> [WORK INSTRUCTIONS]
For each line in the data below that has the word "pathway", copy that line.

> [RECORDS]
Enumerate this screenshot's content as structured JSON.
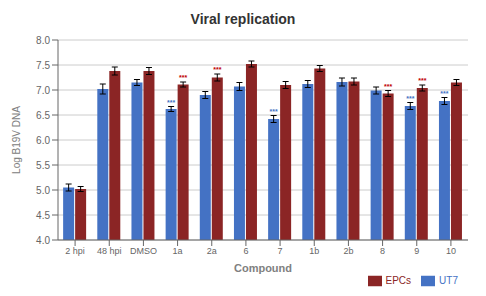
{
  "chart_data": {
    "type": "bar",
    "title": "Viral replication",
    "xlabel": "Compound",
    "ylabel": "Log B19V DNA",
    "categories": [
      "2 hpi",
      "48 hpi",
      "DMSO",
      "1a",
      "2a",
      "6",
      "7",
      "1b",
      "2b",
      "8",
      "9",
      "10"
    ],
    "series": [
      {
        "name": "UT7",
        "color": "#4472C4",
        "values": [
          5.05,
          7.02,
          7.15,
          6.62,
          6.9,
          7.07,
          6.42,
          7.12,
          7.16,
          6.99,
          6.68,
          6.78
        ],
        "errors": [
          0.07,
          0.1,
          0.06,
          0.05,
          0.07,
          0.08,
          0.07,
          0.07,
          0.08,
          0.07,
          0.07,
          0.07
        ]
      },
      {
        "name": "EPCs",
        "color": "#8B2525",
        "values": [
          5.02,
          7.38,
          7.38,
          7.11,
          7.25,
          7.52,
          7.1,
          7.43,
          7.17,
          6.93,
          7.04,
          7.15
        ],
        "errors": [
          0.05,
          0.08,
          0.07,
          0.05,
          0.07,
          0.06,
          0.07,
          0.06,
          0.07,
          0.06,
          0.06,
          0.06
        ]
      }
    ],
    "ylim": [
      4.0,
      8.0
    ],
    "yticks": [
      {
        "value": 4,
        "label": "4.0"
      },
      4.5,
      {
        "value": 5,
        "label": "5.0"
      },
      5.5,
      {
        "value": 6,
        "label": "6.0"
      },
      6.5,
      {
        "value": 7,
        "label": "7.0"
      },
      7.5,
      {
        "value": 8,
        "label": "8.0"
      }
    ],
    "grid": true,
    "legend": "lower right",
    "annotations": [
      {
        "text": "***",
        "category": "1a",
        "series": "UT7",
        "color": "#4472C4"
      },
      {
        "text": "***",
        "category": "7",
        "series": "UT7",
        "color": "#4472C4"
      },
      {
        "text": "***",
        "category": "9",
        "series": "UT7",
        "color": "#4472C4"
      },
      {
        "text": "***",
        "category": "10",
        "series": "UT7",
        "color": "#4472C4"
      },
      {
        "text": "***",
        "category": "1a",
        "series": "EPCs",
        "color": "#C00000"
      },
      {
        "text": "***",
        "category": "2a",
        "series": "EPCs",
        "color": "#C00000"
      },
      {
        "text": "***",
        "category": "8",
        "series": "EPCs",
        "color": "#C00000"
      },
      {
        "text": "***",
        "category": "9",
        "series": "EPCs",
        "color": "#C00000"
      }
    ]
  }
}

* * *

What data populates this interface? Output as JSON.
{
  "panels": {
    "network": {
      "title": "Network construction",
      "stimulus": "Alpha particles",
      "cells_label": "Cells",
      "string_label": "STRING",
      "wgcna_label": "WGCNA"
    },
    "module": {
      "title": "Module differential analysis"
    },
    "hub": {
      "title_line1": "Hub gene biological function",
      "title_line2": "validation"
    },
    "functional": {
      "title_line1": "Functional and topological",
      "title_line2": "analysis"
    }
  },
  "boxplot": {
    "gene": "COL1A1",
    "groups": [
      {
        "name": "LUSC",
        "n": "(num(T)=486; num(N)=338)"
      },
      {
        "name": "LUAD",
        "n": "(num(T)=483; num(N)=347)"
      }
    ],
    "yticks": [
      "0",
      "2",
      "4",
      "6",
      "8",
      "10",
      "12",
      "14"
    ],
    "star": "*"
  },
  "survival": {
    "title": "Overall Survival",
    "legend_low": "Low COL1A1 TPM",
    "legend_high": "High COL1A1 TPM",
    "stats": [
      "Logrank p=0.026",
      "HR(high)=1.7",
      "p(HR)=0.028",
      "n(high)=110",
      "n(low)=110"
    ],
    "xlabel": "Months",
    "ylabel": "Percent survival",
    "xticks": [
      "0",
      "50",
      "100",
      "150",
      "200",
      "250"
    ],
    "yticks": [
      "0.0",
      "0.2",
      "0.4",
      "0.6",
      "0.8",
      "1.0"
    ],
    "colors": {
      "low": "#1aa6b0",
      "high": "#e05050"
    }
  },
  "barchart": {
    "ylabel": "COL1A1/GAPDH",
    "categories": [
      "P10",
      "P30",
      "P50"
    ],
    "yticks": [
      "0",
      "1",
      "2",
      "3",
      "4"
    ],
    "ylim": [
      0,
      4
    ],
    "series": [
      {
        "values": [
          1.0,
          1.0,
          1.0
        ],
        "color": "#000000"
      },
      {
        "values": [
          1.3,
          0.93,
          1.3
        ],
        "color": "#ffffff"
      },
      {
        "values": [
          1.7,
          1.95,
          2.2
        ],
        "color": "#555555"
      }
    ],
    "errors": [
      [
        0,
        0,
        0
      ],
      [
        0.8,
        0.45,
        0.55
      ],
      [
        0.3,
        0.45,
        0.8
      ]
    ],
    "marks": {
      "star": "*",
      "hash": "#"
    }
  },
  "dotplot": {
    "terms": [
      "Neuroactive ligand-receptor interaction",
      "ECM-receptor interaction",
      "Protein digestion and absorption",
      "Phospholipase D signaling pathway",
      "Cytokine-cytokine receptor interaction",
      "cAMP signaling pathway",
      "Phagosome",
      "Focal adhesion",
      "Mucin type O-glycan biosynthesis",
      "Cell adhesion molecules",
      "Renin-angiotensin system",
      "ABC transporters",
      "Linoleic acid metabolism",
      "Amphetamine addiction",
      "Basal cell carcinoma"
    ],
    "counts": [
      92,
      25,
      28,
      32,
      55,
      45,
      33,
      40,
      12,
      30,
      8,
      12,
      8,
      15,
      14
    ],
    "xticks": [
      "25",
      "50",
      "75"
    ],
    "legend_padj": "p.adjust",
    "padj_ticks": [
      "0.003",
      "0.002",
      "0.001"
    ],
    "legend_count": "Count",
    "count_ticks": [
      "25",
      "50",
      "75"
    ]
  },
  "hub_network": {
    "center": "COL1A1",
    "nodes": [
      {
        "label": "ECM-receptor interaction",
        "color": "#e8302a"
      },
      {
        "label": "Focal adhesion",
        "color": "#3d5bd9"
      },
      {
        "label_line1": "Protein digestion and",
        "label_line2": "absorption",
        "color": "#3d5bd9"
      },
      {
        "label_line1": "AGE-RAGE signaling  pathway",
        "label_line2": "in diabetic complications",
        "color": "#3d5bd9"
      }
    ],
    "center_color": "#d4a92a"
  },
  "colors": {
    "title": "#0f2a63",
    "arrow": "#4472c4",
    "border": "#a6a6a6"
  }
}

> [RESPONSE AREA]
      "Phospholipase D signaling pathway",
      "cAMP signaling pathway",
        "label_line1": "AGE-RAGE signaling  pathway",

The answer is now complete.